◆ THE REQUEST
Your task is to count the lines of the entries below that include the word "Upcoming" and to give only the resulting number.

________________________

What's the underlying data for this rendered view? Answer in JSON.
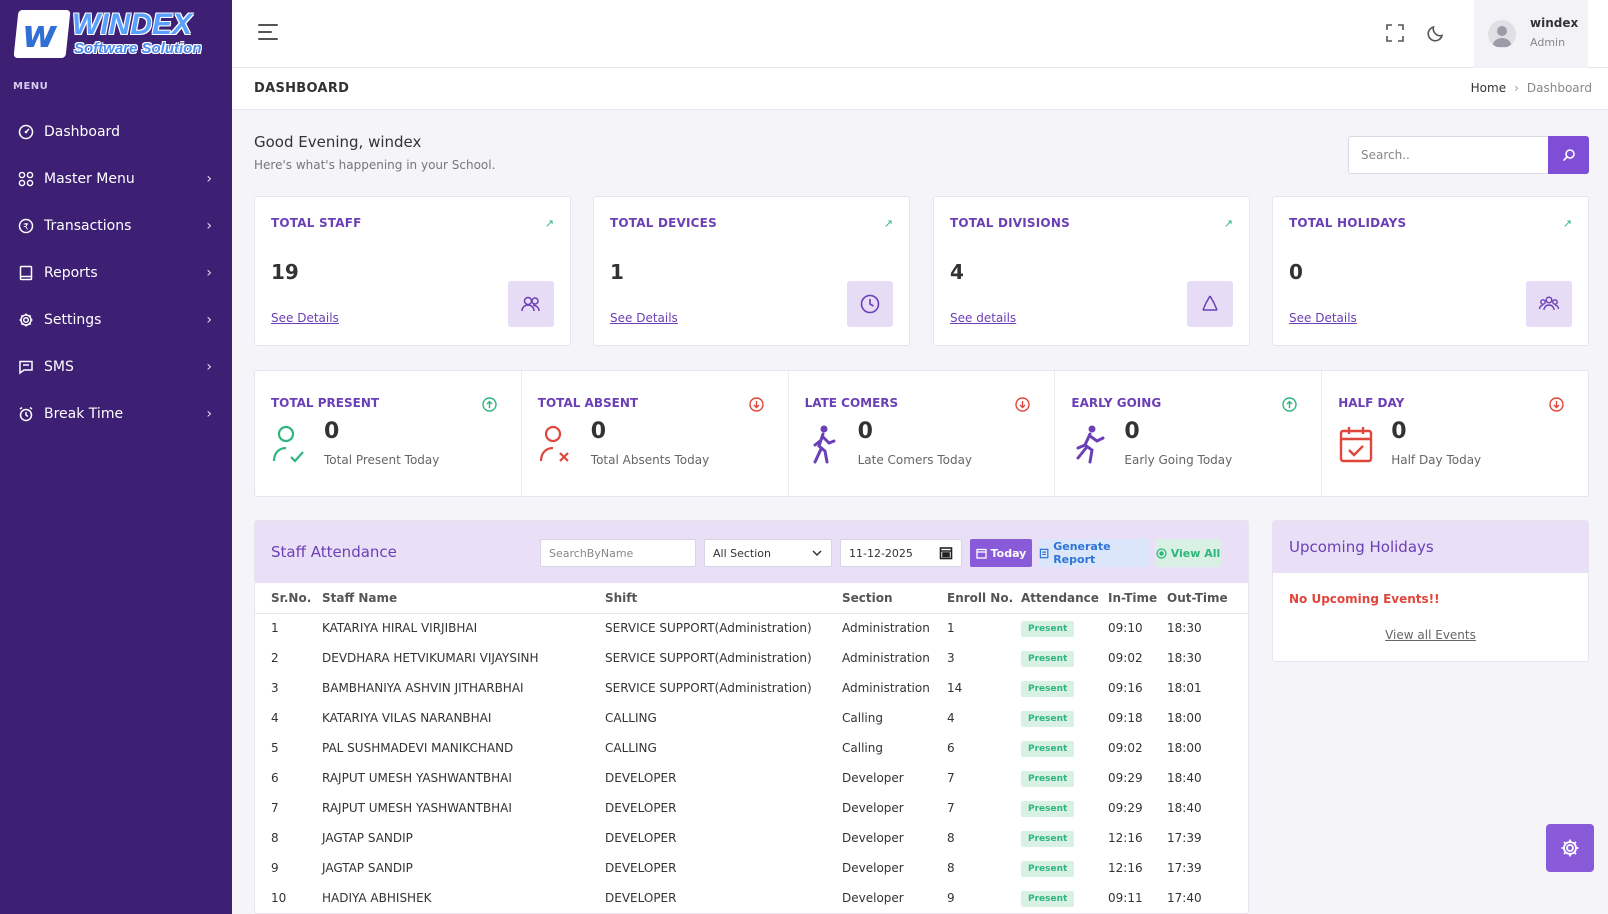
{
  "brand": {
    "title": "WINDEX",
    "subtitle": "Software Solution",
    "mark": "w"
  },
  "sidebar": {
    "menu_label": "MENU",
    "items": [
      {
        "label": "Dashboard",
        "icon": "dashboard-icon"
      },
      {
        "label": "Master Menu",
        "icon": "grid-icon"
      },
      {
        "label": "Transactions",
        "icon": "currency-icon"
      },
      {
        "label": "Reports",
        "icon": "book-icon"
      },
      {
        "label": "Settings",
        "icon": "gear-icon"
      },
      {
        "label": "SMS",
        "icon": "message-icon"
      },
      {
        "label": "Break Time",
        "icon": "alarm-icon"
      }
    ]
  },
  "topbar": {
    "user_name": "windex",
    "user_role": "Admin"
  },
  "page": {
    "title": "DASHBOARD",
    "breadcrumb": {
      "home": "Home",
      "current": "Dashboard"
    }
  },
  "greeting": {
    "title": "Good Evening, windex",
    "subtitle": "Here's what's happening in your School."
  },
  "search": {
    "placeholder": "Search.."
  },
  "stats": [
    {
      "title": "TOTAL STAFF",
      "value": "19",
      "link": "See Details",
      "icon": "users-icon"
    },
    {
      "title": "TOTAL DEVICES",
      "value": "1",
      "link": "See Details",
      "icon": "clock-icon"
    },
    {
      "title": "TOTAL DIVISIONS",
      "value": "4",
      "link": "See details",
      "icon": "recycle-icon"
    },
    {
      "title": "TOTAL HOLIDAYS",
      "value": "0",
      "link": "See Details",
      "icon": "group-icon"
    }
  ],
  "summary": [
    {
      "title": "TOTAL PRESENT",
      "value": "0",
      "subtitle": "Total Present Today",
      "status": "up"
    },
    {
      "title": "TOTAL ABSENT",
      "value": "0",
      "subtitle": "Total Absents Today",
      "status": "down"
    },
    {
      "title": "LATE COMERS",
      "value": "0",
      "subtitle": "Late Comers Today",
      "status": "down"
    },
    {
      "title": "EARLY GOING",
      "value": "0",
      "subtitle": "Early Going Today",
      "status": "up"
    },
    {
      "title": "HALF DAY",
      "value": "0",
      "subtitle": "Half Day Today",
      "status": "down"
    }
  ],
  "attendance": {
    "title": "Staff Attendance",
    "search_placeholder": "SearchByName",
    "section_value": "All Section",
    "date_value": "11-12-2025",
    "today_label": "Today",
    "report_label": "Generate Report",
    "viewall_label": "View All",
    "columns": [
      "Sr.No.",
      "Staff Name",
      "Shift",
      "Section",
      "Enroll No.",
      "Attendance",
      "In-Time",
      "Out-Time"
    ],
    "rows": [
      [
        "1",
        "KATARIYA HIRAL VIRJIBHAI",
        "SERVICE SUPPORT(Administration)",
        "Administration",
        "1",
        "Present",
        "09:10",
        "18:30"
      ],
      [
        "2",
        "DEVDHARA HETVIKUMARI VIJAYSINH",
        "SERVICE SUPPORT(Administration)",
        "Administration",
        "3",
        "Present",
        "09:02",
        "18:30"
      ],
      [
        "3",
        "BAMBHANIYA ASHVIN JITHARBHAI",
        "SERVICE SUPPORT(Administration)",
        "Administration",
        "14",
        "Present",
        "09:16",
        "18:01"
      ],
      [
        "4",
        "KATARIYA VILAS NARANBHAI",
        "CALLING",
        "Calling",
        "4",
        "Present",
        "09:18",
        "18:00"
      ],
      [
        "5",
        "PAL SUSHMADEVI MANIKCHAND",
        "CALLING",
        "Calling",
        "6",
        "Present",
        "09:02",
        "18:00"
      ],
      [
        "6",
        "RAJPUT UMESH YASHWANTBHAI",
        "DEVELOPER",
        "Developer",
        "7",
        "Present",
        "09:29",
        "18:40"
      ],
      [
        "7",
        "RAJPUT UMESH YASHWANTBHAI",
        "DEVELOPER",
        "Developer",
        "7",
        "Present",
        "09:29",
        "18:40"
      ],
      [
        "8",
        "JAGTAP SANDIP",
        "DEVELOPER",
        "Developer",
        "8",
        "Present",
        "12:16",
        "17:39"
      ],
      [
        "9",
        "JAGTAP SANDIP",
        "DEVELOPER",
        "Developer",
        "8",
        "Present",
        "12:16",
        "17:39"
      ],
      [
        "10",
        "HADIYA ABHISHEK",
        "DEVELOPER",
        "Developer",
        "9",
        "Present",
        "09:11",
        "17:40"
      ]
    ]
  },
  "holidays": {
    "title": "Upcoming Holidays",
    "empty_text": "No Upcoming Events!!",
    "link": "View all Events"
  },
  "colors": {
    "sidebar": "#3d1f73",
    "accent": "#7e4fd6",
    "success": "#2eb67d",
    "danger": "#e0463c",
    "header_tint": "#e9e0f7"
  }
}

________________________

◆ WRITTEN SOLUTION
2